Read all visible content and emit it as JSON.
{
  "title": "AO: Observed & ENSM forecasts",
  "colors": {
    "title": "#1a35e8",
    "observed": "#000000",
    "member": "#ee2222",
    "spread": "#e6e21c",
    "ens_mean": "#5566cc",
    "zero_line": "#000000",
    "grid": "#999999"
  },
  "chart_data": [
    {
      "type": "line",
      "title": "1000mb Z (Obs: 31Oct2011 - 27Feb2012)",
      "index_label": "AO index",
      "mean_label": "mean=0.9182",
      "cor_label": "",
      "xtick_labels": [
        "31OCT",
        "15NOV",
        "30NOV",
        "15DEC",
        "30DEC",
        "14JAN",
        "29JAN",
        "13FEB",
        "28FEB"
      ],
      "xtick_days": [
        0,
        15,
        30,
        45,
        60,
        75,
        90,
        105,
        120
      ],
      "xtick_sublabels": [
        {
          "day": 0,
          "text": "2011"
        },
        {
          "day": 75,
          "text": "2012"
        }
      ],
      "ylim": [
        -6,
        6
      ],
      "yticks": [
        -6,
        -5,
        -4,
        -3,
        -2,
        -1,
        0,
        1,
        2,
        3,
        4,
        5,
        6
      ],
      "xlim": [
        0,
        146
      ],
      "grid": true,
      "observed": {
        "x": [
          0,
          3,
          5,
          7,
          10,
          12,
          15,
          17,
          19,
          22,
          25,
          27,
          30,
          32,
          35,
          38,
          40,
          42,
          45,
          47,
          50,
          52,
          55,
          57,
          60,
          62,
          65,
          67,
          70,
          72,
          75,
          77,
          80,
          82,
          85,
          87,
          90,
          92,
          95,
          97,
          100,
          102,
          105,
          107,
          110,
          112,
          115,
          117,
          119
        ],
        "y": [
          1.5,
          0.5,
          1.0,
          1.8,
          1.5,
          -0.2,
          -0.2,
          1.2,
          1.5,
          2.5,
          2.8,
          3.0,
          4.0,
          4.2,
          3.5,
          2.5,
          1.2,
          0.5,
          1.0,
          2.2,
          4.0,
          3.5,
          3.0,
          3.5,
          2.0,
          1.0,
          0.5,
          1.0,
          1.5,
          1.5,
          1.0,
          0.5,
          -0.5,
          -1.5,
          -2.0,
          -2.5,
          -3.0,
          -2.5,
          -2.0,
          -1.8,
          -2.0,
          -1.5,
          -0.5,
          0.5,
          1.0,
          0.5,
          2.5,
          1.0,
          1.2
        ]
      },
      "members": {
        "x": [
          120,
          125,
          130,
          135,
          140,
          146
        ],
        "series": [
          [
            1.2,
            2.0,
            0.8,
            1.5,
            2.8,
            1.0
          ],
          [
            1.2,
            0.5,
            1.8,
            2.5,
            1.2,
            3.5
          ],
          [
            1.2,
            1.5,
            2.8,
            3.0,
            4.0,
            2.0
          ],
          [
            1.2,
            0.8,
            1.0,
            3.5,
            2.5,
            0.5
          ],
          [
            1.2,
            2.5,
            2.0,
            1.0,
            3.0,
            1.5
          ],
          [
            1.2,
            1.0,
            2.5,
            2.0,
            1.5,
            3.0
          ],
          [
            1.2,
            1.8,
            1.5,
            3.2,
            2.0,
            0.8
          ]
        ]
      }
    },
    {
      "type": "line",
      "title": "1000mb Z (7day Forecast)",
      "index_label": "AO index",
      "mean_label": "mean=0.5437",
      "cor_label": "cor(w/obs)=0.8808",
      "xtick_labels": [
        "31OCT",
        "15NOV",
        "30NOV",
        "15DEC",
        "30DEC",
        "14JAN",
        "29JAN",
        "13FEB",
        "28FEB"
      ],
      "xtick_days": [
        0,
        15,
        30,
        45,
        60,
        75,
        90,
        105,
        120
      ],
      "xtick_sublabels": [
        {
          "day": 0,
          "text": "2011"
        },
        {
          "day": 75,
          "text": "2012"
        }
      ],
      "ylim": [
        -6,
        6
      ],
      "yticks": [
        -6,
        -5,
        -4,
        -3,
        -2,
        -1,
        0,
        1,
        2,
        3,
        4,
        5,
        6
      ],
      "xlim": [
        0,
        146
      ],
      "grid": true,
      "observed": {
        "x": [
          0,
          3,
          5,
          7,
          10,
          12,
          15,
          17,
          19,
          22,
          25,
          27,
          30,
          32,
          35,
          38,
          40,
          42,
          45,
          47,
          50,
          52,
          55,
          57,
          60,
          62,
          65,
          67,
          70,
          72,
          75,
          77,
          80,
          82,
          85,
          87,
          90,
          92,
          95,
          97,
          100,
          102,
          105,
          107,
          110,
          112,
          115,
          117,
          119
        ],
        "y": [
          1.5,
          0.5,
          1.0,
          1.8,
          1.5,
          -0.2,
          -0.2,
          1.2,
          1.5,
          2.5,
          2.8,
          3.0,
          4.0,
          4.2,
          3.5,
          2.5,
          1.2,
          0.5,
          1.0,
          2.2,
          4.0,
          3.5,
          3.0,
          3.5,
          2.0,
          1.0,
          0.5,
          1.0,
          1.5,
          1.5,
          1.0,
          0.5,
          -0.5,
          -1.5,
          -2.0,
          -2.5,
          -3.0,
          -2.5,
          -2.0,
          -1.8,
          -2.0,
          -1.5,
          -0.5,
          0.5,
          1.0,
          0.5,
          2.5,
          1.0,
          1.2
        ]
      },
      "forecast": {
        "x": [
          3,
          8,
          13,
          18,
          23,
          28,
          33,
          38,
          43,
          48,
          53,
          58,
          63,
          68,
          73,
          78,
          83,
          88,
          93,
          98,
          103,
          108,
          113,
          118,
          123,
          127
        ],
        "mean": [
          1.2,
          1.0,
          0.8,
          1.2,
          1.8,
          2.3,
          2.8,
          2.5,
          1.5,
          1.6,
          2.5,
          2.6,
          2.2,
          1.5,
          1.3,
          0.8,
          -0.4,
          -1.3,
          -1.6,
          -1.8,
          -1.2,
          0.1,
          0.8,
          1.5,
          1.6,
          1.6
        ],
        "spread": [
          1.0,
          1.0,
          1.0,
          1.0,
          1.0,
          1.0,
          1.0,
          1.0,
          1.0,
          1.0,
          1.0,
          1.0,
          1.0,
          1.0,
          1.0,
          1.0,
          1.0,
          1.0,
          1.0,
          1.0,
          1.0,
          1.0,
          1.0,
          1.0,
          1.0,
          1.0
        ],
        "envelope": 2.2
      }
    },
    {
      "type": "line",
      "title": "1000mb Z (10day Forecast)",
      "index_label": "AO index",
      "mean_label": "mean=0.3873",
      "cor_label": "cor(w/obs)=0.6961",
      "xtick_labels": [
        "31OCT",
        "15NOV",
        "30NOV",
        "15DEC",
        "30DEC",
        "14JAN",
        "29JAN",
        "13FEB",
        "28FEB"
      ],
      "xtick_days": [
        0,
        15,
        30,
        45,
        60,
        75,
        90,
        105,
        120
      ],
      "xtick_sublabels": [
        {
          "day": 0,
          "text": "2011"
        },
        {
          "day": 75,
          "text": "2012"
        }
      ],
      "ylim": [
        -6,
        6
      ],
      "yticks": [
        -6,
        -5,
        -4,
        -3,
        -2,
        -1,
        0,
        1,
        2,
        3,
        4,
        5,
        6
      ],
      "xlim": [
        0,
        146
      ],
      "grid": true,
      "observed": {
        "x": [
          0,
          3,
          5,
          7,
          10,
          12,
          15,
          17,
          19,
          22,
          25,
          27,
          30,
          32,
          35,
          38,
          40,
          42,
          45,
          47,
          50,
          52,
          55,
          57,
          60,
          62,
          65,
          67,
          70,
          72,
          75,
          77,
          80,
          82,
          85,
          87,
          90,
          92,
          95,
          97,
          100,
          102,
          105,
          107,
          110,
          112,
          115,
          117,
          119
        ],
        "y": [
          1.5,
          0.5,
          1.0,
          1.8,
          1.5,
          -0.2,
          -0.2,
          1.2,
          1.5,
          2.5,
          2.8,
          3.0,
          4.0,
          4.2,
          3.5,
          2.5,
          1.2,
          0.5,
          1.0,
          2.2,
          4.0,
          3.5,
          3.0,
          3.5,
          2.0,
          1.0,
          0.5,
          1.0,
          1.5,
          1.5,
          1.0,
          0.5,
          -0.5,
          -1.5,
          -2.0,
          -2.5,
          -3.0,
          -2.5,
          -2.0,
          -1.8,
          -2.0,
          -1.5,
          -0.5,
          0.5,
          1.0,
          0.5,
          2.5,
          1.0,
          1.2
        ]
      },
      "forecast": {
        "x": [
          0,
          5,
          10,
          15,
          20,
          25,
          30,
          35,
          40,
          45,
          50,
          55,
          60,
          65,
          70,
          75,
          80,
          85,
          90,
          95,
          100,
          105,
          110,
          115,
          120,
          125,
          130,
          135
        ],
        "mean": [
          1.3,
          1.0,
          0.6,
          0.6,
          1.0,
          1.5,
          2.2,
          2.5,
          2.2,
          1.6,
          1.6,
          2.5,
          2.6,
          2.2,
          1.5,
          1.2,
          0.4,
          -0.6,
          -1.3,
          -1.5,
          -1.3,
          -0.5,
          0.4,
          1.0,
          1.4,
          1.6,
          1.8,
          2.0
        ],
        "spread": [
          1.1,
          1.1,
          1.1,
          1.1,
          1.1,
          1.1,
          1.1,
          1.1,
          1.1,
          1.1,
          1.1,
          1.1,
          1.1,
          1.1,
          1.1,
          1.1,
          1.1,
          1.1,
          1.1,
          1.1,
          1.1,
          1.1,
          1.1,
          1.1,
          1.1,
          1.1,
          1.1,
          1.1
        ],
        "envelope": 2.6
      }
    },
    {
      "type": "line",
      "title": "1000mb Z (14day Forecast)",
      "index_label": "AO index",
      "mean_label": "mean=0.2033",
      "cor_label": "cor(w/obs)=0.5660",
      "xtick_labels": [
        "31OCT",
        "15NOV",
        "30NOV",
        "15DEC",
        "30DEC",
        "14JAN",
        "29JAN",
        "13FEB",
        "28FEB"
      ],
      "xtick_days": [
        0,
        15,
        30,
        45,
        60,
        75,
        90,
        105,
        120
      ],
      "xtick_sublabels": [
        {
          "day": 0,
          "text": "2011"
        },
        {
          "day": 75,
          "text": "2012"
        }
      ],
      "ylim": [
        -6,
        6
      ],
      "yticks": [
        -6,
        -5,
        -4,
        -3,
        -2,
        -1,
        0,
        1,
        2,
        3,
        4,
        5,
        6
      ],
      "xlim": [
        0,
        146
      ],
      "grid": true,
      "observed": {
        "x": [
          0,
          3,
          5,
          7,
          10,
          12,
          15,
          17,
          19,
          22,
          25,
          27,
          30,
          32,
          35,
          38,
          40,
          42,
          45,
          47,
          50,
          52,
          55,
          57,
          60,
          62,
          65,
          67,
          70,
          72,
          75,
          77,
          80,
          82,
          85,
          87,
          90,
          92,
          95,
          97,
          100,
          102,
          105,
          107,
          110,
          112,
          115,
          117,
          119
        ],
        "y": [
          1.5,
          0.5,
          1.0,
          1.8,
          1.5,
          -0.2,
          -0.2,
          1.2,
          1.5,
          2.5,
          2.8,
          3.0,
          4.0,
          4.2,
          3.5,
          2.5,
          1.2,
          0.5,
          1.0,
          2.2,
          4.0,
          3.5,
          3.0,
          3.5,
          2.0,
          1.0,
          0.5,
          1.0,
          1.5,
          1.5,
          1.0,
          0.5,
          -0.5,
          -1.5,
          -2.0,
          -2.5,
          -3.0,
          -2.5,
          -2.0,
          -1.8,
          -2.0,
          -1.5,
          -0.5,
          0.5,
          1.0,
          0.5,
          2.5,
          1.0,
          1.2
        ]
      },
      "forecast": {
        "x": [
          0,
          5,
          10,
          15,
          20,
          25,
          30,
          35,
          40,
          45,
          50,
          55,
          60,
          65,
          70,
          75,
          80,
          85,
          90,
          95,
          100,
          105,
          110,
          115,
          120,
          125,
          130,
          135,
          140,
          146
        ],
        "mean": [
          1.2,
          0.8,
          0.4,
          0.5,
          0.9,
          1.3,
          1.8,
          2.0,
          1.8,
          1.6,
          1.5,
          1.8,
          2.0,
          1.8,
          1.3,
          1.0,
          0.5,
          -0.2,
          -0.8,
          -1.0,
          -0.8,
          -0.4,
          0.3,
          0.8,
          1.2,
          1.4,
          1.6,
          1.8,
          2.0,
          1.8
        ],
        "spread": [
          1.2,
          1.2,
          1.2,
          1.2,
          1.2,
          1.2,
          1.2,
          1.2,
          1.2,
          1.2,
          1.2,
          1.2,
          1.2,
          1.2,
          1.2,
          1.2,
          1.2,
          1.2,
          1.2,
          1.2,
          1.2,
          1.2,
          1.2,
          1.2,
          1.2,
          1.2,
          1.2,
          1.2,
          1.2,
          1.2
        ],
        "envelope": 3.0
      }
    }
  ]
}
----------
**GIVEN REQUEST**: Pull out every line of the records above that contains the word "title".

**SOLVED EXERCISE**:
  "title": "AO: Observed & ENSM forecasts",
    "title": "#1a35e8",
      "title": "1000mb Z (Obs: 31Oct2011 - 27Feb2012)",
      "title": "1000mb Z (7day Forecast)",
      "title": "1000mb Z (10day Forecast)",
      "title": "1000mb Z (14day Forecast)",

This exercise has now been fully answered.